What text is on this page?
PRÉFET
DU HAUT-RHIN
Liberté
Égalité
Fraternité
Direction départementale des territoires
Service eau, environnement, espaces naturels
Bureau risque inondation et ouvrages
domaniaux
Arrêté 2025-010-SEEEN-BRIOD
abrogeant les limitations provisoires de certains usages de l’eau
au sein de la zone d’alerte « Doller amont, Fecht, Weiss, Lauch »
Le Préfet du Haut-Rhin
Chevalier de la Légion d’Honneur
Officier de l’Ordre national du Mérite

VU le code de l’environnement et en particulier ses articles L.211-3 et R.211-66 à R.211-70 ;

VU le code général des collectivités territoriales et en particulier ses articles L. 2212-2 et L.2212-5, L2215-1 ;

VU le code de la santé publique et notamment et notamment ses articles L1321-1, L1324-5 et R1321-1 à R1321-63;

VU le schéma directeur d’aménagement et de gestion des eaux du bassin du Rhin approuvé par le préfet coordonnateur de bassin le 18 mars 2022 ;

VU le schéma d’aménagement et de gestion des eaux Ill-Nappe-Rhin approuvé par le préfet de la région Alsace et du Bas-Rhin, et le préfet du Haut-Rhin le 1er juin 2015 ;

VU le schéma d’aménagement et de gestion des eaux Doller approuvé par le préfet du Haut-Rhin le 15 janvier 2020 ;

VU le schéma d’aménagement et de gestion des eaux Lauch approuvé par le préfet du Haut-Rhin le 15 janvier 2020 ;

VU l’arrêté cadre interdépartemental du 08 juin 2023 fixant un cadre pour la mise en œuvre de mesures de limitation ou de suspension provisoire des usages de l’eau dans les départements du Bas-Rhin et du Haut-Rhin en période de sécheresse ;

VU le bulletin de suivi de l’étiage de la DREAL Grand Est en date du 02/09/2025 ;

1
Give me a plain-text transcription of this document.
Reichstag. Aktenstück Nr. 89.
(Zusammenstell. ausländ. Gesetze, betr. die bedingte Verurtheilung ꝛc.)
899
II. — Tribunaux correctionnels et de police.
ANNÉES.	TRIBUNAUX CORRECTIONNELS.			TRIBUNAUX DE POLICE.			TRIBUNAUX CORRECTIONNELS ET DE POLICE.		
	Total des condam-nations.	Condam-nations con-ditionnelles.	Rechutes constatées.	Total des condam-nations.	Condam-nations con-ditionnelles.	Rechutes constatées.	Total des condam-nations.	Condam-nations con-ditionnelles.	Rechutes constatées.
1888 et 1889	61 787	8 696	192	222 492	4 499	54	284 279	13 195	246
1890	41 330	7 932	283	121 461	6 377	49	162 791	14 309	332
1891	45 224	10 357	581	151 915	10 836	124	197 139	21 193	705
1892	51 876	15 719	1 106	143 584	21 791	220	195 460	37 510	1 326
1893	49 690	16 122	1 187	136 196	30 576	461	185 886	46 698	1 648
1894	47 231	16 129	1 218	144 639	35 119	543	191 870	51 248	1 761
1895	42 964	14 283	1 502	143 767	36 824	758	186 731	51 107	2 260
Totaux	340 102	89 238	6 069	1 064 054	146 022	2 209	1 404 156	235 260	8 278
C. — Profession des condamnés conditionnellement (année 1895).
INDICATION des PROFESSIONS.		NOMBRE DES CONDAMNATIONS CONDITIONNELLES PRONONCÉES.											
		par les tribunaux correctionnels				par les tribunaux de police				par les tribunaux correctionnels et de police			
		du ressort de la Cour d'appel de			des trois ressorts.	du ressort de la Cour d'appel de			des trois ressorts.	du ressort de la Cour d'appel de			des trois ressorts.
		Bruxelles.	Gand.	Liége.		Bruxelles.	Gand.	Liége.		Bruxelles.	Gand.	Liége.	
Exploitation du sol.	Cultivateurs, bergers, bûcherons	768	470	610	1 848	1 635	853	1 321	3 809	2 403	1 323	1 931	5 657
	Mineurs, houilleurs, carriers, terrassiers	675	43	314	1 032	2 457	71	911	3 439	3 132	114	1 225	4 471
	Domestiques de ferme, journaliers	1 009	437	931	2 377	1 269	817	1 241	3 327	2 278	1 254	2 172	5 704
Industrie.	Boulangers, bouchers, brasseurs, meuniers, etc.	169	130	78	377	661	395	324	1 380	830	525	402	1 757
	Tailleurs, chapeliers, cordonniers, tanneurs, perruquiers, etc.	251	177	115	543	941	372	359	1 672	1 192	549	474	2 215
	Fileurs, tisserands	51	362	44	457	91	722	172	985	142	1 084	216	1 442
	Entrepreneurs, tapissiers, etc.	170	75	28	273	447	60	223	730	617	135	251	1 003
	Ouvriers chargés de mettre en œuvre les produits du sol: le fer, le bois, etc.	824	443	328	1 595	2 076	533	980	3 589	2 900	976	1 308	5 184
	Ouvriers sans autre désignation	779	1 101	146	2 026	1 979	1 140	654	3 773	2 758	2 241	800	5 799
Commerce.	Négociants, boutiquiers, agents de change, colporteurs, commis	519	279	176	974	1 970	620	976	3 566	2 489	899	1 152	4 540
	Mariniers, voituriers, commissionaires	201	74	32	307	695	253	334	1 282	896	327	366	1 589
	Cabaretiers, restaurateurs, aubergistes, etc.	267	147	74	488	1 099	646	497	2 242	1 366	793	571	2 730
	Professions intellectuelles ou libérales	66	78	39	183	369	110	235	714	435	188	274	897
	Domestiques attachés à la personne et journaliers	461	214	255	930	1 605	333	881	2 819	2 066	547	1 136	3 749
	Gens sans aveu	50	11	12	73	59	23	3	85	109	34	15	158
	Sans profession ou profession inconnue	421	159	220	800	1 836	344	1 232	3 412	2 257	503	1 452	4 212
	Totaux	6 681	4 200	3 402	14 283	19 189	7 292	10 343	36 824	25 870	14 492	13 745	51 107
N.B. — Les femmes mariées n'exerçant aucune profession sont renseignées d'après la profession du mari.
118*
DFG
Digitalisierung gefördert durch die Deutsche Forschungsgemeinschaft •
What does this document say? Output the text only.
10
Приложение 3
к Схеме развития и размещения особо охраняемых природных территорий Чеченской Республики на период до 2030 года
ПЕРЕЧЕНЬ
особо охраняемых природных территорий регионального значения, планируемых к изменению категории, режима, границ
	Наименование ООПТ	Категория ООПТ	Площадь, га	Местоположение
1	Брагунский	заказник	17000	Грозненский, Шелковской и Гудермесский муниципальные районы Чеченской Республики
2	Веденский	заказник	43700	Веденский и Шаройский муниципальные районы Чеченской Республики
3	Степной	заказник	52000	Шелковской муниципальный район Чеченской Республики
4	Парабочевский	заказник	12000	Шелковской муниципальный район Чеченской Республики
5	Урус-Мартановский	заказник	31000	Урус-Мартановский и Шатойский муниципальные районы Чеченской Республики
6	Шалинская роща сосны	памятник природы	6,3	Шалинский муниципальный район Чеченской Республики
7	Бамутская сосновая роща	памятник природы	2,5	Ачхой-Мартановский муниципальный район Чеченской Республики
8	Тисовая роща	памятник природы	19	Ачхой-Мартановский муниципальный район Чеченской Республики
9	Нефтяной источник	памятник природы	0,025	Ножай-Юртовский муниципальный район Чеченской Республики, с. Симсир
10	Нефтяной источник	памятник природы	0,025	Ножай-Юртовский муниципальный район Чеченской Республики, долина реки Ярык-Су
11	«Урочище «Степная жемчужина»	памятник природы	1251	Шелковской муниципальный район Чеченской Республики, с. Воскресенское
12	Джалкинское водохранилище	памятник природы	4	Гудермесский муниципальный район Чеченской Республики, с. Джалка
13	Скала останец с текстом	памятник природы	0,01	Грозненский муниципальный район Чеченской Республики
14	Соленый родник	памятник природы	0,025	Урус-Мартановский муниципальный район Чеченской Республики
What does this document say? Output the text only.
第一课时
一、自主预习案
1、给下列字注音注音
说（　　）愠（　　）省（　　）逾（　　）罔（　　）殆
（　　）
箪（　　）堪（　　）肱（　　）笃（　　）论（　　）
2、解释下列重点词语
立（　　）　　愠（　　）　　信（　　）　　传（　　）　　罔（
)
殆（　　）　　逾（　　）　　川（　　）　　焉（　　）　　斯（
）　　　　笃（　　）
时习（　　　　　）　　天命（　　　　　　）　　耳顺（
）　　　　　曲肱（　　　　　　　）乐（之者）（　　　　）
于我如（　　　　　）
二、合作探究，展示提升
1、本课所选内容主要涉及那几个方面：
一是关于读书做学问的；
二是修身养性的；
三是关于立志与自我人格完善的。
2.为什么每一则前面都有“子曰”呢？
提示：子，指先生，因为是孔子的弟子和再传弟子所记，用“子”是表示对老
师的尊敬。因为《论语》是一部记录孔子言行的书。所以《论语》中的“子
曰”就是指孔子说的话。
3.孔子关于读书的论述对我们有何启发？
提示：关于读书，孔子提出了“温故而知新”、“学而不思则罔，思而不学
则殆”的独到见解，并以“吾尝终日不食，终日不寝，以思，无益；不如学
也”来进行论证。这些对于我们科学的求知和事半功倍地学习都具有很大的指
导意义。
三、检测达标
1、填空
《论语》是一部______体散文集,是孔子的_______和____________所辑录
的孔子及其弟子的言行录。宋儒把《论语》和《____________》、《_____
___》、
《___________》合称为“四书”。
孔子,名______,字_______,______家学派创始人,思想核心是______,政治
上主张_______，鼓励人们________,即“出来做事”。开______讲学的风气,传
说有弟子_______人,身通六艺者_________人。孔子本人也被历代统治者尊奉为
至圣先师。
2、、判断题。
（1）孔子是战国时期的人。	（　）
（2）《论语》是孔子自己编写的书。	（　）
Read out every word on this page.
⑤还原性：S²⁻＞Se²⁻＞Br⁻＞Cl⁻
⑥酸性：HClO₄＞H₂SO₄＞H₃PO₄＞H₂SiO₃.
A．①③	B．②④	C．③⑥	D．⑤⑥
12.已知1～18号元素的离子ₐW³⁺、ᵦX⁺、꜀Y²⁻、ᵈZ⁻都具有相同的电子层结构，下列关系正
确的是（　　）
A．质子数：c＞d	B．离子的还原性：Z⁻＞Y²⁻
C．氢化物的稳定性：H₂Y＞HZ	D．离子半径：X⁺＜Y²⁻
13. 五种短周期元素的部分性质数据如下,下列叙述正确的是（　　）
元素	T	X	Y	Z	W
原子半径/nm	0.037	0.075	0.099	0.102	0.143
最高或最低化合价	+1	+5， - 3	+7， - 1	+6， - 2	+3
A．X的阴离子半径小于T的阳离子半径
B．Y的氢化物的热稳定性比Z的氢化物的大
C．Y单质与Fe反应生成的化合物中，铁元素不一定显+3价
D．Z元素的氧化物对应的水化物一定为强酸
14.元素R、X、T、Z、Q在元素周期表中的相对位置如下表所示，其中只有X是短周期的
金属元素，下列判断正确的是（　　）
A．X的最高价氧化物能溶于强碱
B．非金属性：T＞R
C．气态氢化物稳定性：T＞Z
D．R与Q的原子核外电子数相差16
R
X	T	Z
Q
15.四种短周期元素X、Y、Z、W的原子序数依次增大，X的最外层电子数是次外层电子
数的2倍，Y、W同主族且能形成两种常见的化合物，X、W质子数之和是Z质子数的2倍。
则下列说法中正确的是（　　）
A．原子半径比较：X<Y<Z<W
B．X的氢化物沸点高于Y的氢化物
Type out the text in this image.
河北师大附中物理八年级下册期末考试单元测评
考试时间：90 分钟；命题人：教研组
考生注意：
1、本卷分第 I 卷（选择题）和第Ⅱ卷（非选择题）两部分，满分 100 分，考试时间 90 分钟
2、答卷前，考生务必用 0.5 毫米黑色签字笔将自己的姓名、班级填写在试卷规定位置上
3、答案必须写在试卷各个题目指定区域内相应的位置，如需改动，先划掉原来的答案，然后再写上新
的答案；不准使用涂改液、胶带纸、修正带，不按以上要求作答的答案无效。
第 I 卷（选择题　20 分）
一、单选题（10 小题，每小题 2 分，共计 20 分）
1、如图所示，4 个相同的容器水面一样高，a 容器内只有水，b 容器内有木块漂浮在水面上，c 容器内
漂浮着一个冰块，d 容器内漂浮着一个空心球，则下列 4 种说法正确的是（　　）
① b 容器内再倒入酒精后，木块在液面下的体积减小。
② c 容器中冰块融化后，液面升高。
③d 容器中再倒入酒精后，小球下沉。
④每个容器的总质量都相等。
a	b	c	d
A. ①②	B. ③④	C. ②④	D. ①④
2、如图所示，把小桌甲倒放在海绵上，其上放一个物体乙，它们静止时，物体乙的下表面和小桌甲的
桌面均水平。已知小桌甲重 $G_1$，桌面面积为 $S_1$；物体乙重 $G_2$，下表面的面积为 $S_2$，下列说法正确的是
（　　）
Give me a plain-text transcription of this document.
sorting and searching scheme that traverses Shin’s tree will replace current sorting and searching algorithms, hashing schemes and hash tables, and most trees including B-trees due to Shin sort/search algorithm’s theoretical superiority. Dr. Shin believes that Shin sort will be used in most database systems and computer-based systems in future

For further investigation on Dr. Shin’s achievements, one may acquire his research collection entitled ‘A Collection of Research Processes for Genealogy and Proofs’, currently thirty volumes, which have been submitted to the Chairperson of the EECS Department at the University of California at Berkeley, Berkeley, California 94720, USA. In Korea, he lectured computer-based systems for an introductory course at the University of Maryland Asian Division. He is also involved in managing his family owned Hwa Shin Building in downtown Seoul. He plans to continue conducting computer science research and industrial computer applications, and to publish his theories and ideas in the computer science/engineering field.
════════════════
_THE PROBLEM_
Extract from the material all lines containing the string "考试时间".

_THE REPLY_
考试时间：90 分钟；命题人：教研组
1、本卷分第 I 卷（选择题）和第Ⅱ卷（非选择题）两部分，满分 100 分，考试时间 90 分钟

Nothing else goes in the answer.